- Exercise: Copy out every line that contains "Travel".

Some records
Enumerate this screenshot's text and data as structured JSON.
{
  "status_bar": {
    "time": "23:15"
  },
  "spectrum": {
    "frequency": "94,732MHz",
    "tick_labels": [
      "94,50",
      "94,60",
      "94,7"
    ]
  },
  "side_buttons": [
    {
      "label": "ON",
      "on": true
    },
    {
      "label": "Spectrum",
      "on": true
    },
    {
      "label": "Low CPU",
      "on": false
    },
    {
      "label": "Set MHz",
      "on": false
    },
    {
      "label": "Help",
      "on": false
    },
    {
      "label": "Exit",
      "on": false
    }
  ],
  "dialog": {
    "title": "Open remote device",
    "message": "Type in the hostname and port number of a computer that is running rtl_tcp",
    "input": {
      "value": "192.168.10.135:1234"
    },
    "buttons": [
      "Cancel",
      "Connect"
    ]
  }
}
==
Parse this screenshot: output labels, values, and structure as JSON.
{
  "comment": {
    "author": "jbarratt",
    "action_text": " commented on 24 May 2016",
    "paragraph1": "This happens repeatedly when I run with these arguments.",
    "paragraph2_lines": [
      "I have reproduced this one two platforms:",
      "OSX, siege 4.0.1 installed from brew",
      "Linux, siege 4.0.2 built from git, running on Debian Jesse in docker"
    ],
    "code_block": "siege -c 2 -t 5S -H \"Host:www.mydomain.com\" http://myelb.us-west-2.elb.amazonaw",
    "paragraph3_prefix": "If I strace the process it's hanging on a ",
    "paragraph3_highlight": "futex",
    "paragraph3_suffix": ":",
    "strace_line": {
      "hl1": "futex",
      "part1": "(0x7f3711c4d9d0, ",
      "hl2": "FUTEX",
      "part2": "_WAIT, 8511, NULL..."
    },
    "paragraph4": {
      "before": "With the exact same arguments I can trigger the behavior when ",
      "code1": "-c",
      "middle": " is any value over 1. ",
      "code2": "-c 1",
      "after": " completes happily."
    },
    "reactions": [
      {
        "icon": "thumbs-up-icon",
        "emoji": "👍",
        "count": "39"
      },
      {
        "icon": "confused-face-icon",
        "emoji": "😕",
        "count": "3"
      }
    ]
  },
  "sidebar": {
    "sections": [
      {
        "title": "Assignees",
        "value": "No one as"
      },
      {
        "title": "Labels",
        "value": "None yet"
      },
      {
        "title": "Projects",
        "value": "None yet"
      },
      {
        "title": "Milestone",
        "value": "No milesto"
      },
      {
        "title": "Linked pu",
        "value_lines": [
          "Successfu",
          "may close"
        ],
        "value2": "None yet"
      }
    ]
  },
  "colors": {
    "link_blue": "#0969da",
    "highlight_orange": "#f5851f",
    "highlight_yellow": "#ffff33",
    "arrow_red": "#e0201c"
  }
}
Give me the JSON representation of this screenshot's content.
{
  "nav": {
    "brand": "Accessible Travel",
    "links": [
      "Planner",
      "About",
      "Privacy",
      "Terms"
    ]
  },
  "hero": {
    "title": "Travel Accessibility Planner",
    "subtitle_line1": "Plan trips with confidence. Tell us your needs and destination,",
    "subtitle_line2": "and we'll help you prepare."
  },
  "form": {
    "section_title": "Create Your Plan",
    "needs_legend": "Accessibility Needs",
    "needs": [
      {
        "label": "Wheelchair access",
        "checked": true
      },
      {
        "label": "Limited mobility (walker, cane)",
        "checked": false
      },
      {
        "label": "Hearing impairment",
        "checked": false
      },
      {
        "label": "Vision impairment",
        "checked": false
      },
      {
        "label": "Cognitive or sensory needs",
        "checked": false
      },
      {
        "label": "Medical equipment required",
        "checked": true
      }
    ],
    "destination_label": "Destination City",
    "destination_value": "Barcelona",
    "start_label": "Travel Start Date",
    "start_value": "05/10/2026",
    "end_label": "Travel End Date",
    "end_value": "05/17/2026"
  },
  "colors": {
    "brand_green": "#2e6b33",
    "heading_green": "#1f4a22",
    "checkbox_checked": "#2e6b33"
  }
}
* * *
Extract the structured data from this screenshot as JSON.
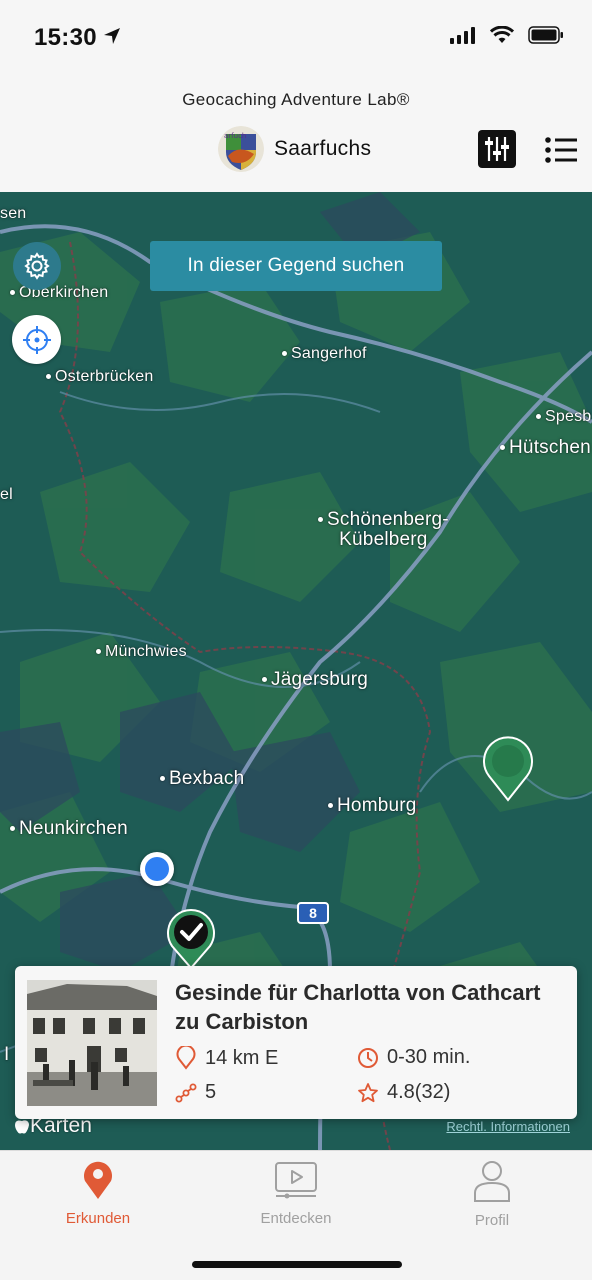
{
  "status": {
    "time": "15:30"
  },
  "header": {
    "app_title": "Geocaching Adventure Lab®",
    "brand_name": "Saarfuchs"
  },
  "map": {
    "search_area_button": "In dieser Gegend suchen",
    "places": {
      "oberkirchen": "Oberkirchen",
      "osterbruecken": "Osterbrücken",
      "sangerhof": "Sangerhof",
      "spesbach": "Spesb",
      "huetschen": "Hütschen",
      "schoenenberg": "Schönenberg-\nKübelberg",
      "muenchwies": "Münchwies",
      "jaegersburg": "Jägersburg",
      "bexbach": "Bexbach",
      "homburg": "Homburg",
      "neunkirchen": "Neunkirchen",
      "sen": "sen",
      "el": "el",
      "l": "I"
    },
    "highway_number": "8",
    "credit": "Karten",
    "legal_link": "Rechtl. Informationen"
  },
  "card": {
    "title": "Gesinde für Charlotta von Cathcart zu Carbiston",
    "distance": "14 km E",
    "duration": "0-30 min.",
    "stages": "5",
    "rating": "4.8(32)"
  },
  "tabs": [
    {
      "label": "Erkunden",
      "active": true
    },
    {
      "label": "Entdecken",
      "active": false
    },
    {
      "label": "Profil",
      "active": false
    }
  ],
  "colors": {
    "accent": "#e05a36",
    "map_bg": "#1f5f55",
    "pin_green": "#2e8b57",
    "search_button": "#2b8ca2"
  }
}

- Exercise response:
    "brand": "Accessible Travel",
    "title": "Travel Accessibility Planner",
    "start_label": "Travel Start Date",
    "end_label": "Travel End Date",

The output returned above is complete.